[Dataset listings of figures]
▽

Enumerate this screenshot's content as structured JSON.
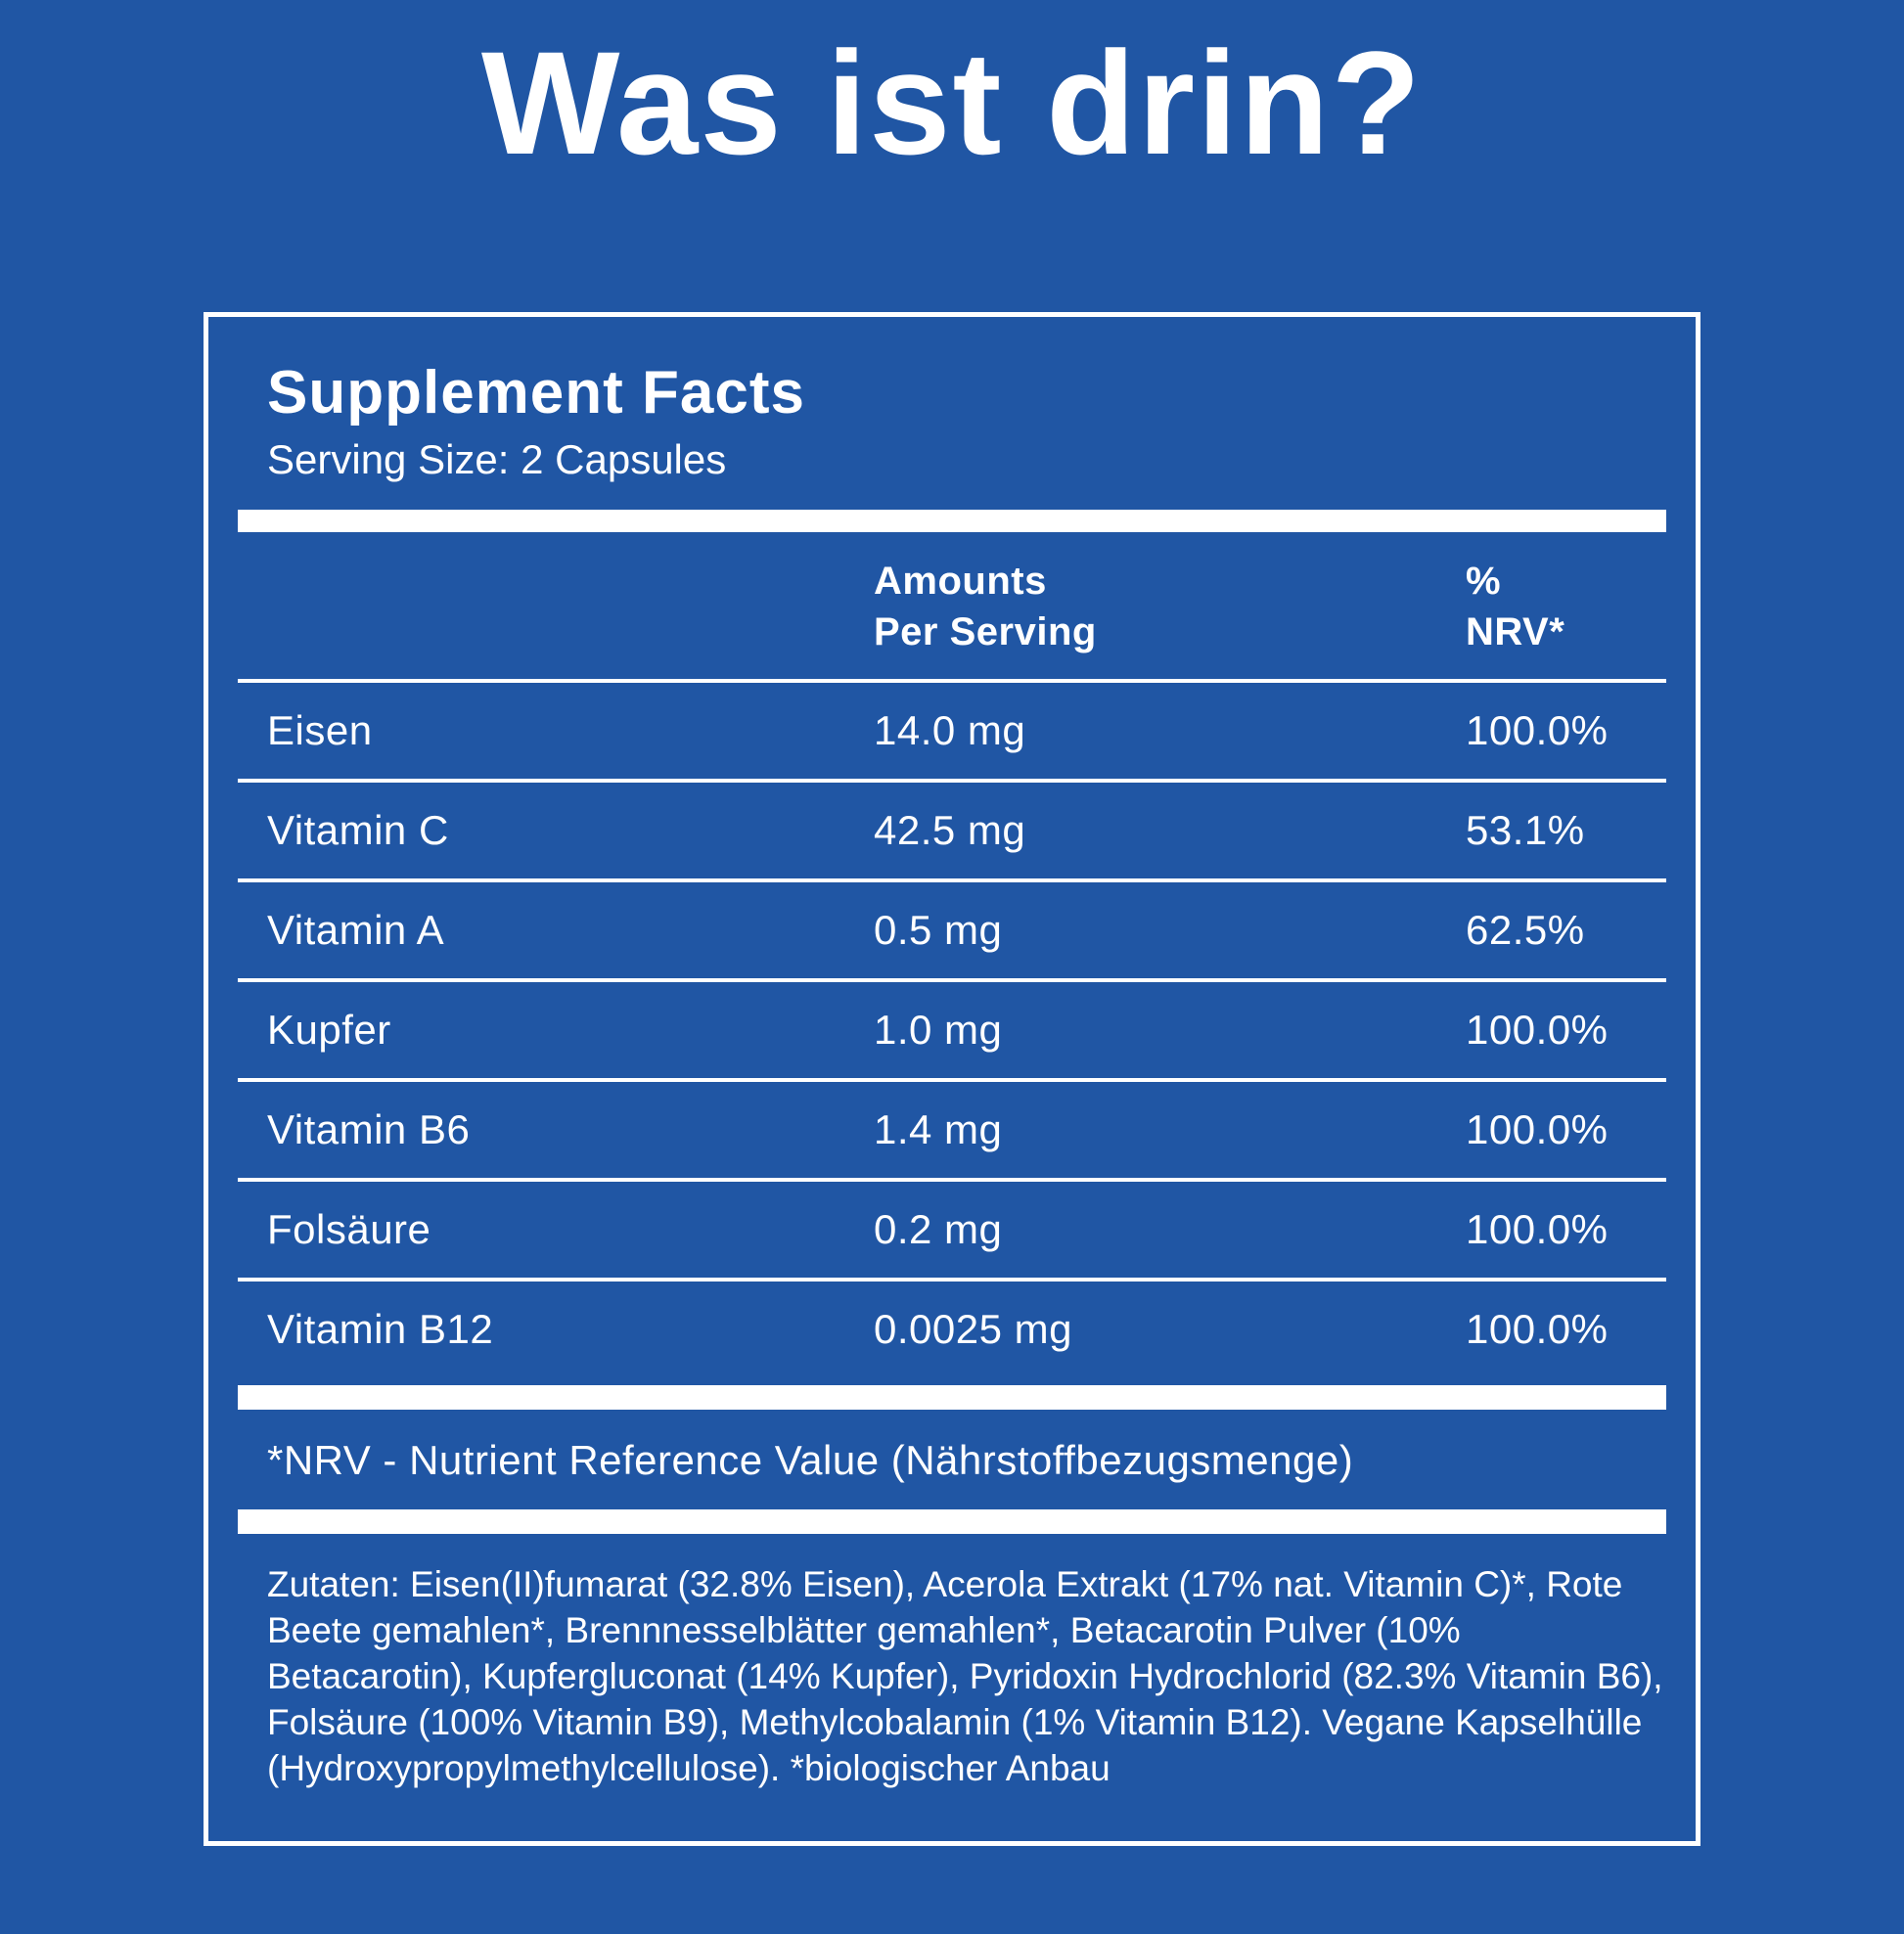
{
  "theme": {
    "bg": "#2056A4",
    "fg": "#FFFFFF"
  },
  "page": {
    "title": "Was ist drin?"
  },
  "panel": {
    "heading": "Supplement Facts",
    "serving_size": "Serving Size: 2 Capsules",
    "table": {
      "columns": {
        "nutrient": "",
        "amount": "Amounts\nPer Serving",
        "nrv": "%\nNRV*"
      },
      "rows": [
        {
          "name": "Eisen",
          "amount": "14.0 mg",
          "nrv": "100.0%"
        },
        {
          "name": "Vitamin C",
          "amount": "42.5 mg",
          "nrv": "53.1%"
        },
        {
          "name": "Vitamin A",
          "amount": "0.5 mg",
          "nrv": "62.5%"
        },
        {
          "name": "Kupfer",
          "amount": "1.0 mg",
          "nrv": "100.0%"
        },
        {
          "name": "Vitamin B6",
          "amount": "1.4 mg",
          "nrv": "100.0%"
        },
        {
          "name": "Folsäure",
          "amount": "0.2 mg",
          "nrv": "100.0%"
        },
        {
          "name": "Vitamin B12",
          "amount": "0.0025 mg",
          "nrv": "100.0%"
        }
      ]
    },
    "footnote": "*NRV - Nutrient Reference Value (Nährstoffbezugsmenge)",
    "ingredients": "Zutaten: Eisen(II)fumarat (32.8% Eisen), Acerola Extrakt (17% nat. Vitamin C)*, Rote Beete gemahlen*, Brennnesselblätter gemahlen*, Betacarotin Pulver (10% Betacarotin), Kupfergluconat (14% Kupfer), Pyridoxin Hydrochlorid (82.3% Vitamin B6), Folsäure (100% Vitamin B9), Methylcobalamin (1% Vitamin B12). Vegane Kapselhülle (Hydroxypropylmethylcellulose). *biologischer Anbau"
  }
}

△

Repeat all of the records verbatim, leaving out the pictures.

→ The result:
Enumerate this screenshot's content as structured JSON.
{
  "theme": {
    "bg": "#2056A4",
    "fg": "#FFFFFF"
  },
  "page": {
    "title": "Was ist drin?"
  },
  "panel": {
    "heading": "Supplement Facts",
    "serving_size": "Serving Size: 2 Capsules",
    "table": {
      "columns": {
        "nutrient": "",
        "amount": "Amounts\nPer Serving",
        "nrv": "%\nNRV*"
      },
      "rows": [
        {
          "name": "Eisen",
          "amount": "14.0 mg",
          "nrv": "100.0%"
        },
        {
          "name": "Vitamin C",
          "amount": "42.5 mg",
          "nrv": "53.1%"
        },
        {
          "name": "Vitamin A",
          "amount": "0.5 mg",
          "nrv": "62.5%"
        },
        {
          "name": "Kupfer",
          "amount": "1.0 mg",
          "nrv": "100.0%"
        },
        {
          "name": "Vitamin B6",
          "amount": "1.4 mg",
          "nrv": "100.0%"
        },
        {
          "name": "Folsäure",
          "amount": "0.2 mg",
          "nrv": "100.0%"
        },
        {
          "name": "Vitamin B12",
          "amount": "0.0025 mg",
          "nrv": "100.0%"
        }
      ]
    },
    "footnote": "*NRV - Nutrient Reference Value (Nährstoffbezugsmenge)",
    "ingredients": "Zutaten: Eisen(II)fumarat (32.8% Eisen), Acerola Extrakt (17% nat. Vitamin C)*, Rote Beete gemahlen*, Brennnesselblätter gemahlen*, Betacarotin Pulver (10% Betacarotin), Kupfergluconat (14% Kupfer), Pyridoxin Hydrochlorid (82.3% Vitamin B6), Folsäure (100% Vitamin B9), Methylcobalamin (1% Vitamin B12). Vegane Kapselhülle (Hydroxypropylmethylcellulose). *biologischer Anbau"
  }
}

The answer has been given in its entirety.